Some records –
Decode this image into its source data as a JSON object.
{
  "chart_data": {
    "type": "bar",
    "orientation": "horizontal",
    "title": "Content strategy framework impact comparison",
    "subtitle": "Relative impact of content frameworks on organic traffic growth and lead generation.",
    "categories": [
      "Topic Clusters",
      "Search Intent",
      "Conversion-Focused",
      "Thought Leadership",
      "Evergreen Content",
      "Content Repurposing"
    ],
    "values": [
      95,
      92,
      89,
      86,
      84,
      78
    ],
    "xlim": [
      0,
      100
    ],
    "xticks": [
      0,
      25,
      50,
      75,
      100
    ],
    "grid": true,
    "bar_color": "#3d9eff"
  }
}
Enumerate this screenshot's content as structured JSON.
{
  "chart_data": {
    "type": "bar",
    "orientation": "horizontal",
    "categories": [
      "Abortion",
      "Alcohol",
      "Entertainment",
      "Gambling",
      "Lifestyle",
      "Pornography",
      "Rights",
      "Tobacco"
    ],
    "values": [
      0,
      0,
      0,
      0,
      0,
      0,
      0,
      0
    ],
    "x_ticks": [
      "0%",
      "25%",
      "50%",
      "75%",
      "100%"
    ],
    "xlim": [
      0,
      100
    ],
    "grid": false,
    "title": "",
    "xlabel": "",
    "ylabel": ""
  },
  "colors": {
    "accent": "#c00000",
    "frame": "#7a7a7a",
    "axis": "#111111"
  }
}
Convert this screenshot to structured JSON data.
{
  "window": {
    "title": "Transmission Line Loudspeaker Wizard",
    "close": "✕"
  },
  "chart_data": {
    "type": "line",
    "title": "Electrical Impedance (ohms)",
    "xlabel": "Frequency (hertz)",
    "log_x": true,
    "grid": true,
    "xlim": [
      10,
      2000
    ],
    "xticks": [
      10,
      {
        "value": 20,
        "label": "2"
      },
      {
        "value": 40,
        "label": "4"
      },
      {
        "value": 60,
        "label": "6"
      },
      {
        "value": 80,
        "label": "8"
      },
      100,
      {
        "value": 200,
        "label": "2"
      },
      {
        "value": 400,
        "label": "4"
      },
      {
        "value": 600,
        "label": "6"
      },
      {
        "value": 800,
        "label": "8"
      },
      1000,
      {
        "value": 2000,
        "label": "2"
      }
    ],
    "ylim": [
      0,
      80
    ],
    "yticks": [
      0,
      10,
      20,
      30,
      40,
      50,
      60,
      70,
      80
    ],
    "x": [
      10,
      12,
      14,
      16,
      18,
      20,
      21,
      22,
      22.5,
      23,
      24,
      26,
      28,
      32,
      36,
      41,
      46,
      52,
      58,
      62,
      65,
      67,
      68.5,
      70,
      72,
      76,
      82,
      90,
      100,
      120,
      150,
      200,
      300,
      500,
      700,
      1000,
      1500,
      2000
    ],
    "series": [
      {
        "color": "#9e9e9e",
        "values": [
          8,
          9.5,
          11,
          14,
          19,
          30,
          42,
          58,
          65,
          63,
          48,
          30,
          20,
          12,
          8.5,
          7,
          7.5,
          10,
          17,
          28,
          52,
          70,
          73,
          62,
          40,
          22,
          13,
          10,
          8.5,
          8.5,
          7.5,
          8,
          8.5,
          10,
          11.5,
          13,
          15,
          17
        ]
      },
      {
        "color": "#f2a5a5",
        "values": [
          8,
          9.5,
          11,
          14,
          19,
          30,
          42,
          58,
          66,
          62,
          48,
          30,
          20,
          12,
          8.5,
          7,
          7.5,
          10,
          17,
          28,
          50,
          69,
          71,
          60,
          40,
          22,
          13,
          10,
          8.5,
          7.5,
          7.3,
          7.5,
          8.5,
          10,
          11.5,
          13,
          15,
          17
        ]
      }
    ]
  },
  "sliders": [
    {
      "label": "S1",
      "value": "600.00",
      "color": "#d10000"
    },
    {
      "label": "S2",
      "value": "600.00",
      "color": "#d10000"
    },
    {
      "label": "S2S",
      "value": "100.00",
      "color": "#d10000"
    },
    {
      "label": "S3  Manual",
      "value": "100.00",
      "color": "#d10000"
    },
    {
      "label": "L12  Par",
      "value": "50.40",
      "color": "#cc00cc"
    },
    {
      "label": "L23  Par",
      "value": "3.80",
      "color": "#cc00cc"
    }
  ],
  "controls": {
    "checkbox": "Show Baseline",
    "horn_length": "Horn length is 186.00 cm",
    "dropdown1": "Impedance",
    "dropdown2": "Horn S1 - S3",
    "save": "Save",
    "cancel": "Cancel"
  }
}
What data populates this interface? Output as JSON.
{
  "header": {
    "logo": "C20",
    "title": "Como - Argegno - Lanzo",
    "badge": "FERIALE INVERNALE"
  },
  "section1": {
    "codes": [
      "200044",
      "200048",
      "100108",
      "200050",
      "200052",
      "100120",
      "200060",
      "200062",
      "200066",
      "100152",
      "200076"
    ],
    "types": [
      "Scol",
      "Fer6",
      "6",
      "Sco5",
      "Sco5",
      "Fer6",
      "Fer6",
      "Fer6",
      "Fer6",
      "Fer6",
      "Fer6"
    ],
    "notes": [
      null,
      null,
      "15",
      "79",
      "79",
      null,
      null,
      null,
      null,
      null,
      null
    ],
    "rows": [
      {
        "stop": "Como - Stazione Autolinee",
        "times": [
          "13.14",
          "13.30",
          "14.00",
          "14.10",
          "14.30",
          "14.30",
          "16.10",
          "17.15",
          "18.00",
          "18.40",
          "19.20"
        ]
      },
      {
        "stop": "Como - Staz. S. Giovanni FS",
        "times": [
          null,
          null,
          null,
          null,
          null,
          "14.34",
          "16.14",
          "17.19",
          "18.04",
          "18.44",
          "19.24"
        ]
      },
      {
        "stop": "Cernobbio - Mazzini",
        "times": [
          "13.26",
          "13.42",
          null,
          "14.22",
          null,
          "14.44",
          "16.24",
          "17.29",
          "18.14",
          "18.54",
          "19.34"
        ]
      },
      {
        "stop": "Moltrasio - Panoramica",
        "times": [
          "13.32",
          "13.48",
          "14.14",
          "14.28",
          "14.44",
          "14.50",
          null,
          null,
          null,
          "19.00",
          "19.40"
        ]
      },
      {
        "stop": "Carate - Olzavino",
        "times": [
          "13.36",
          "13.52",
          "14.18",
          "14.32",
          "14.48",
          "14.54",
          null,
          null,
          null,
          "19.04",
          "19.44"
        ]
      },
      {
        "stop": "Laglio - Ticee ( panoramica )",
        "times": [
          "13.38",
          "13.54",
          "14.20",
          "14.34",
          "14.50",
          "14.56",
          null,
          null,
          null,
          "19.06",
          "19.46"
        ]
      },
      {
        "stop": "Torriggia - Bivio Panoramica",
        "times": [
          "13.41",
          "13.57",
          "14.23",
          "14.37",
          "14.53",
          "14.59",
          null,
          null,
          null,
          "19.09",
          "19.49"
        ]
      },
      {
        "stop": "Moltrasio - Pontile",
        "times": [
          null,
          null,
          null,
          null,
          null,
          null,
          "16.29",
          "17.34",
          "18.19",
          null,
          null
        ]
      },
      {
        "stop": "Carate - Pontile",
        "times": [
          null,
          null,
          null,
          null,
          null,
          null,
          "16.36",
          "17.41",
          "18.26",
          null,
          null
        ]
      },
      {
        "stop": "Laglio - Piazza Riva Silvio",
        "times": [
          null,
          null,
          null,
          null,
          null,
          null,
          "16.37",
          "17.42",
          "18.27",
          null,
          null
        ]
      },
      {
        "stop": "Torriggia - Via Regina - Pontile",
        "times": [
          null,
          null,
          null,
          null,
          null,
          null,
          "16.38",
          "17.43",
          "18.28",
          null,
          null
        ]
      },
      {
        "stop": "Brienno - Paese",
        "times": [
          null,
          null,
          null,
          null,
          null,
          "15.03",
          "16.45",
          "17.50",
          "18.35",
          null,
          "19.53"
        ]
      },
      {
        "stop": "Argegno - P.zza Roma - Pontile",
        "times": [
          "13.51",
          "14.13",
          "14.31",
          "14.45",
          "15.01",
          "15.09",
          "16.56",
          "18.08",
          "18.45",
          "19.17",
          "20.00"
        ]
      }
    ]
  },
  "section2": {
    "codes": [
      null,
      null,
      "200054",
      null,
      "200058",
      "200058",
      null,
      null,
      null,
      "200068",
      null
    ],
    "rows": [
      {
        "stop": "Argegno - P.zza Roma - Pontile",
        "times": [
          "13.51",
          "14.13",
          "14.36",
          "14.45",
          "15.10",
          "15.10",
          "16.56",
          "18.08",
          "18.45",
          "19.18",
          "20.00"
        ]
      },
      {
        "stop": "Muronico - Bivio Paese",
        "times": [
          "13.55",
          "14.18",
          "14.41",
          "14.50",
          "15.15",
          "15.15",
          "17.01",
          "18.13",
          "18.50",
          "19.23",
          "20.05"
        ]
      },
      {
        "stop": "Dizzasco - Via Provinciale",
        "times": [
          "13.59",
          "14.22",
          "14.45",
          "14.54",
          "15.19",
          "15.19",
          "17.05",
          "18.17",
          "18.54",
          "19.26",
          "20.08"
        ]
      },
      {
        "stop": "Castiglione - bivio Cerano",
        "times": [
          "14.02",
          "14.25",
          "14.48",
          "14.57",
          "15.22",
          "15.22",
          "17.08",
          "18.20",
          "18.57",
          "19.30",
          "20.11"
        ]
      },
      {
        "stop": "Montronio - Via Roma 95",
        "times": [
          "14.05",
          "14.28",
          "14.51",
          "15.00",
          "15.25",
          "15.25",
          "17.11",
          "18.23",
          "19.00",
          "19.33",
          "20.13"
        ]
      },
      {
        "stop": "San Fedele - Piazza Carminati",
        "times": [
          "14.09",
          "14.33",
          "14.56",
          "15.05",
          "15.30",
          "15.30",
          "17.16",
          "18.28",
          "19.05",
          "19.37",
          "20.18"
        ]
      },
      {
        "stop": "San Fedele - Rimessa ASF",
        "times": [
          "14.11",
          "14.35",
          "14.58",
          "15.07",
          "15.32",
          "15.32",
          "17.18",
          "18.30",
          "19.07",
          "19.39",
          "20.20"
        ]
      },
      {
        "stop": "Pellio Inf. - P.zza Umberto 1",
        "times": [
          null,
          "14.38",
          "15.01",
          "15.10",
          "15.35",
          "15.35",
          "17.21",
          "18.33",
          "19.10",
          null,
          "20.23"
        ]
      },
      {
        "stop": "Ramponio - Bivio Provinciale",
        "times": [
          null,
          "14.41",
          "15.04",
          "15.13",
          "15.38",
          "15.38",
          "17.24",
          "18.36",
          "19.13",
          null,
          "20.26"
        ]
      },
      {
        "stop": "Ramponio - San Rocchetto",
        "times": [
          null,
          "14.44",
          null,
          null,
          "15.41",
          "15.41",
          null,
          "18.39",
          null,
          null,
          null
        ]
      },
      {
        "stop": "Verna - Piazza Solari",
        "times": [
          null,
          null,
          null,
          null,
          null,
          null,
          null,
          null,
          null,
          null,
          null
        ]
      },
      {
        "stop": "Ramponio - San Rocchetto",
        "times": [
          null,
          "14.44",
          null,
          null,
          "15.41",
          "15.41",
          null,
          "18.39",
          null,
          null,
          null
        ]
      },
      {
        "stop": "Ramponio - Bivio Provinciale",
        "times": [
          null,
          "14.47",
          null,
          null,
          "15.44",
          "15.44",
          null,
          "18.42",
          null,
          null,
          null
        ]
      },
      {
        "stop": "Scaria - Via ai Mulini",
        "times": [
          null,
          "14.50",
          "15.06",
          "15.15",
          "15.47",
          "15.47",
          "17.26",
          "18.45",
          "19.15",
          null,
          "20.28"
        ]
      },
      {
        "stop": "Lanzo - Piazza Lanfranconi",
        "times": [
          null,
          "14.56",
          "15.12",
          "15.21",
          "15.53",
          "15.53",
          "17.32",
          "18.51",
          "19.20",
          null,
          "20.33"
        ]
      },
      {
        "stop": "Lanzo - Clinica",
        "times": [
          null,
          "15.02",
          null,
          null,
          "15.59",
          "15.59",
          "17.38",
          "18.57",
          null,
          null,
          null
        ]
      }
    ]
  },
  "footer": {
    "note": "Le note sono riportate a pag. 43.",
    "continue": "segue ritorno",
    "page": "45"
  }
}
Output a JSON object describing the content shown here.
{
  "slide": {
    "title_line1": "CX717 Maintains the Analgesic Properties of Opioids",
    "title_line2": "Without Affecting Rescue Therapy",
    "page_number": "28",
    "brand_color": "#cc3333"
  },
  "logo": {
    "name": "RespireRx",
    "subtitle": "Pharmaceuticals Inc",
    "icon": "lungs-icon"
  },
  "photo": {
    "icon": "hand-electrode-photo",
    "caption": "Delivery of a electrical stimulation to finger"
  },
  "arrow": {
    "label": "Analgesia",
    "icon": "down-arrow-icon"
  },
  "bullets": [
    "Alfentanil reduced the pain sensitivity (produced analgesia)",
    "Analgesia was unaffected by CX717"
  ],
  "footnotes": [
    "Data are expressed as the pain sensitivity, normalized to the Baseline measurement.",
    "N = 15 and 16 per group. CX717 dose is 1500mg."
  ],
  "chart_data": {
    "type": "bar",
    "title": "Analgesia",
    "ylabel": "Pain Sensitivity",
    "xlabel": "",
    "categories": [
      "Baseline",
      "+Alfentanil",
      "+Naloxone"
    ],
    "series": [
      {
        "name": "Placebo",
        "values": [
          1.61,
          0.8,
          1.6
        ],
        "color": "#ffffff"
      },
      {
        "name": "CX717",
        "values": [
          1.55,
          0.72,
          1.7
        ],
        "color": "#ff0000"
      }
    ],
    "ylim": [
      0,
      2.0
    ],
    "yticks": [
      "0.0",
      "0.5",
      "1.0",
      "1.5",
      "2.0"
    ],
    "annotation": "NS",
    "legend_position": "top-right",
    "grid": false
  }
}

Objective –
Only the number is wanted: how many lines in the preceding entries hold the string "Como"?

Expected output –
3